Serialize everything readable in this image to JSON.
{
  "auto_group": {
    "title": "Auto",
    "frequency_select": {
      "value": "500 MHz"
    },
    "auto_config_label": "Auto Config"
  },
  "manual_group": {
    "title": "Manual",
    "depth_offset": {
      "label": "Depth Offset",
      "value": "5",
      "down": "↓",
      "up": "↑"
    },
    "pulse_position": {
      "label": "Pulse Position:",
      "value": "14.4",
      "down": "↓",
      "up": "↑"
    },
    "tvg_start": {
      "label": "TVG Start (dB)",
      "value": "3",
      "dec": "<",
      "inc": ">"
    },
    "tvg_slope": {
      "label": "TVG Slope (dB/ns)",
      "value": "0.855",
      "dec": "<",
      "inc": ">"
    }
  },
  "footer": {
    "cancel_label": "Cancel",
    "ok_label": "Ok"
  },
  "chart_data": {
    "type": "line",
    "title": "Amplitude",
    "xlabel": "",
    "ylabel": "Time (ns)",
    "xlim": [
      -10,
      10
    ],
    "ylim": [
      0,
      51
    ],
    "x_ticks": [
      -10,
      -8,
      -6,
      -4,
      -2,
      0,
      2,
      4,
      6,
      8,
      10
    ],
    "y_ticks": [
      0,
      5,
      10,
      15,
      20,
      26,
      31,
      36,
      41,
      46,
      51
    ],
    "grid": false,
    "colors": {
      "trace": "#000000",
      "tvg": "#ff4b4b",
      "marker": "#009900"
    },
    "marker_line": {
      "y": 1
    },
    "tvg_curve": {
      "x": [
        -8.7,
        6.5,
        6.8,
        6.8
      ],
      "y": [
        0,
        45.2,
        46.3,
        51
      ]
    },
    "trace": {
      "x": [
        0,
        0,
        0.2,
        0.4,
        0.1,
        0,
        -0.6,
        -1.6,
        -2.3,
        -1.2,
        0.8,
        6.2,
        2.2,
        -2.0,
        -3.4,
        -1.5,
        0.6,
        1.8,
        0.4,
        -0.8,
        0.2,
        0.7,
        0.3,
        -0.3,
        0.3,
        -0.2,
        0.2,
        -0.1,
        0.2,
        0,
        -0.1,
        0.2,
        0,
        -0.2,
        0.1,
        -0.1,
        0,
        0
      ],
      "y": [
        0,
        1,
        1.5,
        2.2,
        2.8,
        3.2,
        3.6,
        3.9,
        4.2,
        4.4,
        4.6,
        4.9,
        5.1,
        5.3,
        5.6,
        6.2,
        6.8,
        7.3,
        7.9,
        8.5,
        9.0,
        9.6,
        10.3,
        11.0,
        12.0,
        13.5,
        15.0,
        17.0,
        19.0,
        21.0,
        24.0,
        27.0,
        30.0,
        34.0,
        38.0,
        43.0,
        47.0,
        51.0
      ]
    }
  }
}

• WHAT TO PRODUCE:
Write out every record verbatim.

• OUTPUT FOR THIS TASK:
Serialize everything readable in this image to JSON.
{
  "auto_group": {
    "title": "Auto",
    "frequency_select": {
      "value": "500 MHz"
    },
    "auto_config_label": "Auto Config"
  },
  "manual_group": {
    "title": "Manual",
    "depth_offset": {
      "label": "Depth Offset",
      "value": "5",
      "down": "↓",
      "up": "↑"
    },
    "pulse_position": {
      "label": "Pulse Position:",
      "value": "14.4",
      "down": "↓",
      "up": "↑"
    },
    "tvg_start": {
      "label": "TVG Start (dB)",
      "value": "3",
      "dec": "<",
      "inc": ">"
    },
    "tvg_slope": {
      "label": "TVG Slope (dB/ns)",
      "value": "0.855",
      "dec": "<",
      "inc": ">"
    }
  },
  "footer": {
    "cancel_label": "Cancel",
    "ok_label": "Ok"
  },
  "chart_data": {
    "type": "line",
    "title": "Amplitude",
    "xlabel": "",
    "ylabel": "Time (ns)",
    "xlim": [
      -10,
      10
    ],
    "ylim": [
      0,
      51
    ],
    "x_ticks": [
      -10,
      -8,
      -6,
      -4,
      -2,
      0,
      2,
      4,
      6,
      8,
      10
    ],
    "y_ticks": [
      0,
      5,
      10,
      15,
      20,
      26,
      31,
      36,
      41,
      46,
      51
    ],
    "grid": false,
    "colors": {
      "trace": "#000000",
      "tvg": "#ff4b4b",
      "marker": "#009900"
    },
    "marker_line": {
      "y": 1
    },
    "tvg_curve": {
      "x": [
        -8.7,
        6.5,
        6.8,
        6.8
      ],
      "y": [
        0,
        45.2,
        46.3,
        51
      ]
    },
    "trace": {
      "x": [
        0,
        0,
        0.2,
        0.4,
        0.1,
        0,
        -0.6,
        -1.6,
        -2.3,
        -1.2,
        0.8,
        6.2,
        2.2,
        -2.0,
        -3.4,
        -1.5,
        0.6,
        1.8,
        0.4,
        -0.8,
        0.2,
        0.7,
        0.3,
        -0.3,
        0.3,
        -0.2,
        0.2,
        -0.1,
        0.2,
        0,
        -0.1,
        0.2,
        0,
        -0.2,
        0.1,
        -0.1,
        0,
        0
      ],
      "y": [
        0,
        1,
        1.5,
        2.2,
        2.8,
        3.2,
        3.6,
        3.9,
        4.2,
        4.4,
        4.6,
        4.9,
        5.1,
        5.3,
        5.6,
        6.2,
        6.8,
        7.3,
        7.9,
        8.5,
        9.0,
        9.6,
        10.3,
        11.0,
        12.0,
        13.5,
        15.0,
        17.0,
        19.0,
        21.0,
        24.0,
        27.0,
        30.0,
        34.0,
        38.0,
        43.0,
        47.0,
        51.0
      ]
    }
  }
}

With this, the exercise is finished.